- WHAT THIS TASK INVOLVES: All the records that follow need to be reproduced exactly. Omit the images.

◇ ◇ ◇

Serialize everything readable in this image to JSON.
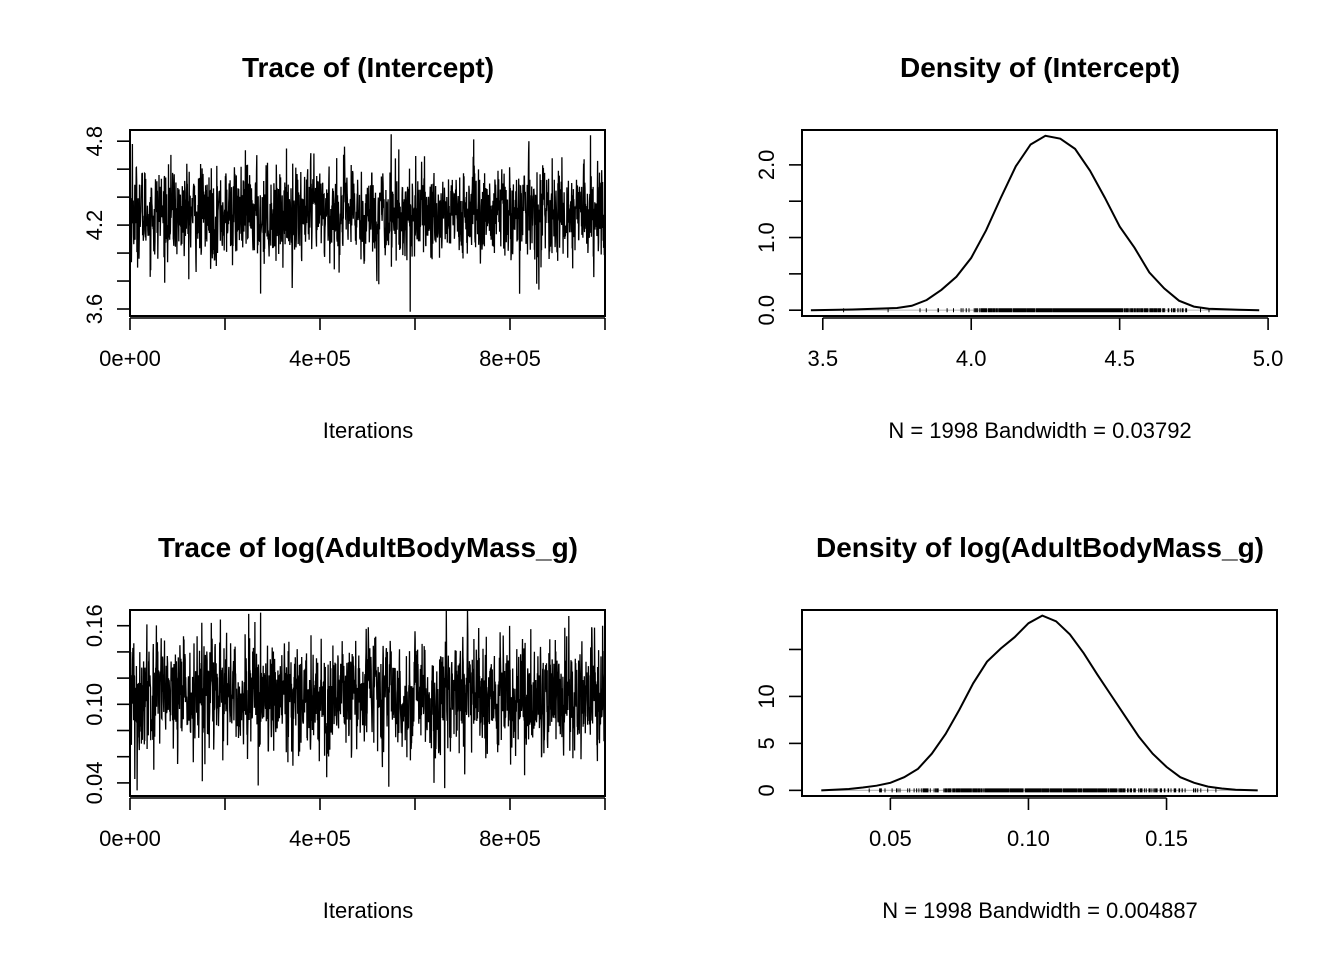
{
  "chart_data": [
    {
      "type": "line",
      "title": "Trace of (Intercept)",
      "xlabel": "Iterations",
      "ylabel": "",
      "xlim": [
        0,
        1000000
      ],
      "ylim": [
        3.55,
        4.88
      ],
      "x_ticks": [
        0,
        200000,
        400000,
        600000,
        800000,
        1000000
      ],
      "x_tick_labels": [
        "0e+00",
        "4e+05",
        "8e+05"
      ],
      "x_tick_label_values": [
        0,
        400000,
        800000
      ],
      "y_ticks": [
        3.6,
        3.8,
        4.0,
        4.2,
        4.4,
        4.6,
        4.8
      ],
      "y_tick_labels": [
        "3.6",
        "4.2",
        "4.8"
      ],
      "y_tick_label_values": [
        3.6,
        4.2,
        4.8
      ],
      "series": [
        {
          "n_samples": 1998,
          "center": 4.28,
          "spread": 0.165,
          "extremes": [
            [
              275000,
              3.71
            ],
            [
              590000,
              3.58
            ],
            [
              440000,
              3.86
            ],
            [
              550000,
              4.85
            ],
            [
              5000,
              4.78
            ],
            [
              840000,
              4.8
            ]
          ]
        }
      ]
    },
    {
      "type": "line",
      "title": "Density of (Intercept)",
      "xlabel": "N = 1998   Bandwidth = 0.03792",
      "ylabel": "",
      "xlim": [
        3.43,
        5.03
      ],
      "ylim": [
        -0.08,
        2.48
      ],
      "x_ticks": [
        3.5,
        4.0,
        4.5,
        5.0
      ],
      "x_tick_labels": [
        "3.5",
        "4.0",
        "4.5",
        "5.0"
      ],
      "x_tick_label_values": [
        3.5,
        4.0,
        4.5,
        5.0
      ],
      "y_ticks": [
        0.0,
        0.5,
        1.0,
        1.5,
        2.0
      ],
      "y_tick_labels": [
        "0.0",
        "1.0",
        "2.0"
      ],
      "y_tick_label_values": [
        0.0,
        1.0,
        2.0
      ],
      "series": [
        {
          "x": [
            3.46,
            3.6,
            3.75,
            3.8,
            3.85,
            3.9,
            3.95,
            4.0,
            4.05,
            4.1,
            4.15,
            4.2,
            4.25,
            4.3,
            4.35,
            4.4,
            4.45,
            4.5,
            4.55,
            4.6,
            4.65,
            4.7,
            4.75,
            4.8,
            4.9,
            4.97
          ],
          "y": [
            0.0,
            0.01,
            0.03,
            0.06,
            0.14,
            0.28,
            0.46,
            0.72,
            1.1,
            1.55,
            1.98,
            2.28,
            2.4,
            2.36,
            2.22,
            1.92,
            1.55,
            1.15,
            0.86,
            0.52,
            0.3,
            0.13,
            0.05,
            0.02,
            0.005,
            0.0
          ]
        }
      ],
      "rug_range": [
        3.8,
        4.85
      ],
      "rug_outliers": [
        3.57,
        3.72
      ]
    },
    {
      "type": "line",
      "title": "Trace of log(AdultBodyMass_g)",
      "xlabel": "Iterations",
      "ylabel": "",
      "xlim": [
        0,
        1000000
      ],
      "ylim": [
        0.03,
        0.172
      ],
      "x_ticks": [
        0,
        200000,
        400000,
        600000,
        800000,
        1000000
      ],
      "x_tick_labels": [
        "0e+00",
        "4e+05",
        "8e+05"
      ],
      "x_tick_label_values": [
        0,
        400000,
        800000
      ],
      "y_ticks": [
        0.04,
        0.06,
        0.08,
        0.1,
        0.12,
        0.14,
        0.16
      ],
      "y_tick_labels": [
        "0.04",
        "0.10",
        "0.16"
      ],
      "y_tick_label_values": [
        0.04,
        0.1,
        0.16
      ],
      "series": [
        {
          "n_samples": 1998,
          "center": 0.106,
          "spread": 0.021,
          "extremes": [
            [
              250000,
              0.169
            ],
            [
              275000,
              0.17
            ],
            [
              270000,
              0.038
            ],
            [
              545000,
              0.037
            ],
            [
              10000,
              0.043
            ],
            [
              995000,
              0.16
            ],
            [
              640000,
              0.04
            ]
          ]
        }
      ]
    },
    {
      "type": "line",
      "title": "Density of log(AdultBodyMass_g)",
      "xlabel": "N = 1998   Bandwidth = 0.004887",
      "ylabel": "",
      "xlim": [
        0.018,
        0.19
      ],
      "ylim": [
        -0.6,
        19.2
      ],
      "x_ticks": [
        0.05,
        0.1,
        0.15
      ],
      "x_tick_labels": [
        "0.05",
        "0.10",
        "0.15"
      ],
      "x_tick_label_values": [
        0.05,
        0.1,
        0.15
      ],
      "y_ticks": [
        0,
        5,
        10,
        15
      ],
      "y_tick_labels": [
        "0",
        "5",
        "10"
      ],
      "y_tick_label_values": [
        0,
        5,
        10
      ],
      "series": [
        {
          "x": [
            0.025,
            0.035,
            0.04,
            0.045,
            0.05,
            0.055,
            0.06,
            0.065,
            0.07,
            0.075,
            0.08,
            0.085,
            0.09,
            0.095,
            0.1,
            0.105,
            0.11,
            0.115,
            0.12,
            0.125,
            0.13,
            0.135,
            0.14,
            0.145,
            0.15,
            0.155,
            0.16,
            0.165,
            0.17,
            0.175,
            0.183
          ],
          "y": [
            0.0,
            0.15,
            0.3,
            0.5,
            0.8,
            1.4,
            2.3,
            3.9,
            6.0,
            8.6,
            11.4,
            13.7,
            15.1,
            16.3,
            17.8,
            18.6,
            18.0,
            16.6,
            14.6,
            12.3,
            10.1,
            7.9,
            5.7,
            3.9,
            2.5,
            1.4,
            0.8,
            0.4,
            0.2,
            0.06,
            0.0
          ]
        }
      ],
      "rug_range": [
        0.04,
        0.17
      ],
      "rug_outliers": []
    }
  ]
}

◇ ◇ ◇

- ANSWER:
Serialize everything readable in this image to JSON.
{
  "chart_data": [
    {
      "type": "line",
      "title": "Trace of (Intercept)",
      "xlabel": "Iterations",
      "ylabel": "",
      "xlim": [
        0,
        1000000
      ],
      "ylim": [
        3.55,
        4.88
      ],
      "x_ticks": [
        0,
        200000,
        400000,
        600000,
        800000,
        1000000
      ],
      "x_tick_labels": [
        "0e+00",
        "4e+05",
        "8e+05"
      ],
      "x_tick_label_values": [
        0,
        400000,
        800000
      ],
      "y_ticks": [
        3.6,
        3.8,
        4.0,
        4.2,
        4.4,
        4.6,
        4.8
      ],
      "y_tick_labels": [
        "3.6",
        "4.2",
        "4.8"
      ],
      "y_tick_label_values": [
        3.6,
        4.2,
        4.8
      ],
      "series": [
        {
          "n_samples": 1998,
          "center": 4.28,
          "spread": 0.165,
          "extremes": [
            [
              275000,
              3.71
            ],
            [
              590000,
              3.58
            ],
            [
              440000,
              3.86
            ],
            [
              550000,
              4.85
            ],
            [
              5000,
              4.78
            ],
            [
              840000,
              4.8
            ]
          ]
        }
      ]
    },
    {
      "type": "line",
      "title": "Density of (Intercept)",
      "xlabel": "N = 1998   Bandwidth = 0.03792",
      "ylabel": "",
      "xlim": [
        3.43,
        5.03
      ],
      "ylim": [
        -0.08,
        2.48
      ],
      "x_ticks": [
        3.5,
        4.0,
        4.5,
        5.0
      ],
      "x_tick_labels": [
        "3.5",
        "4.0",
        "4.5",
        "5.0"
      ],
      "x_tick_label_values": [
        3.5,
        4.0,
        4.5,
        5.0
      ],
      "y_ticks": [
        0.0,
        0.5,
        1.0,
        1.5,
        2.0
      ],
      "y_tick_labels": [
        "0.0",
        "1.0",
        "2.0"
      ],
      "y_tick_label_values": [
        0.0,
        1.0,
        2.0
      ],
      "series": [
        {
          "x": [
            3.46,
            3.6,
            3.75,
            3.8,
            3.85,
            3.9,
            3.95,
            4.0,
            4.05,
            4.1,
            4.15,
            4.2,
            4.25,
            4.3,
            4.35,
            4.4,
            4.45,
            4.5,
            4.55,
            4.6,
            4.65,
            4.7,
            4.75,
            4.8,
            4.9,
            4.97
          ],
          "y": [
            0.0,
            0.01,
            0.03,
            0.06,
            0.14,
            0.28,
            0.46,
            0.72,
            1.1,
            1.55,
            1.98,
            2.28,
            2.4,
            2.36,
            2.22,
            1.92,
            1.55,
            1.15,
            0.86,
            0.52,
            0.3,
            0.13,
            0.05,
            0.02,
            0.005,
            0.0
          ]
        }
      ],
      "rug_range": [
        3.8,
        4.85
      ],
      "rug_outliers": [
        3.57,
        3.72
      ]
    },
    {
      "type": "line",
      "title": "Trace of log(AdultBodyMass_g)",
      "xlabel": "Iterations",
      "ylabel": "",
      "xlim": [
        0,
        1000000
      ],
      "ylim": [
        0.03,
        0.172
      ],
      "x_ticks": [
        0,
        200000,
        400000,
        600000,
        800000,
        1000000
      ],
      "x_tick_labels": [
        "0e+00",
        "4e+05",
        "8e+05"
      ],
      "x_tick_label_values": [
        0,
        400000,
        800000
      ],
      "y_ticks": [
        0.04,
        0.06,
        0.08,
        0.1,
        0.12,
        0.14,
        0.16
      ],
      "y_tick_labels": [
        "0.04",
        "0.10",
        "0.16"
      ],
      "y_tick_label_values": [
        0.04,
        0.1,
        0.16
      ],
      "series": [
        {
          "n_samples": 1998,
          "center": 0.106,
          "spread": 0.021,
          "extremes": [
            [
              250000,
              0.169
            ],
            [
              275000,
              0.17
            ],
            [
              270000,
              0.038
            ],
            [
              545000,
              0.037
            ],
            [
              10000,
              0.043
            ],
            [
              995000,
              0.16
            ],
            [
              640000,
              0.04
            ]
          ]
        }
      ]
    },
    {
      "type": "line",
      "title": "Density of log(AdultBodyMass_g)",
      "xlabel": "N = 1998   Bandwidth = 0.004887",
      "ylabel": "",
      "xlim": [
        0.018,
        0.19
      ],
      "ylim": [
        -0.6,
        19.2
      ],
      "x_ticks": [
        0.05,
        0.1,
        0.15
      ],
      "x_tick_labels": [
        "0.05",
        "0.10",
        "0.15"
      ],
      "x_tick_label_values": [
        0.05,
        0.1,
        0.15
      ],
      "y_ticks": [
        0,
        5,
        10,
        15
      ],
      "y_tick_labels": [
        "0",
        "5",
        "10"
      ],
      "y_tick_label_values": [
        0,
        5,
        10
      ],
      "series": [
        {
          "x": [
            0.025,
            0.035,
            0.04,
            0.045,
            0.05,
            0.055,
            0.06,
            0.065,
            0.07,
            0.075,
            0.08,
            0.085,
            0.09,
            0.095,
            0.1,
            0.105,
            0.11,
            0.115,
            0.12,
            0.125,
            0.13,
            0.135,
            0.14,
            0.145,
            0.15,
            0.155,
            0.16,
            0.165,
            0.17,
            0.175,
            0.183
          ],
          "y": [
            0.0,
            0.15,
            0.3,
            0.5,
            0.8,
            1.4,
            2.3,
            3.9,
            6.0,
            8.6,
            11.4,
            13.7,
            15.1,
            16.3,
            17.8,
            18.6,
            18.0,
            16.6,
            14.6,
            12.3,
            10.1,
            7.9,
            5.7,
            3.9,
            2.5,
            1.4,
            0.8,
            0.4,
            0.2,
            0.06,
            0.0
          ]
        }
      ],
      "rug_range": [
        0.04,
        0.17
      ],
      "rug_outliers": []
    }
  ]
}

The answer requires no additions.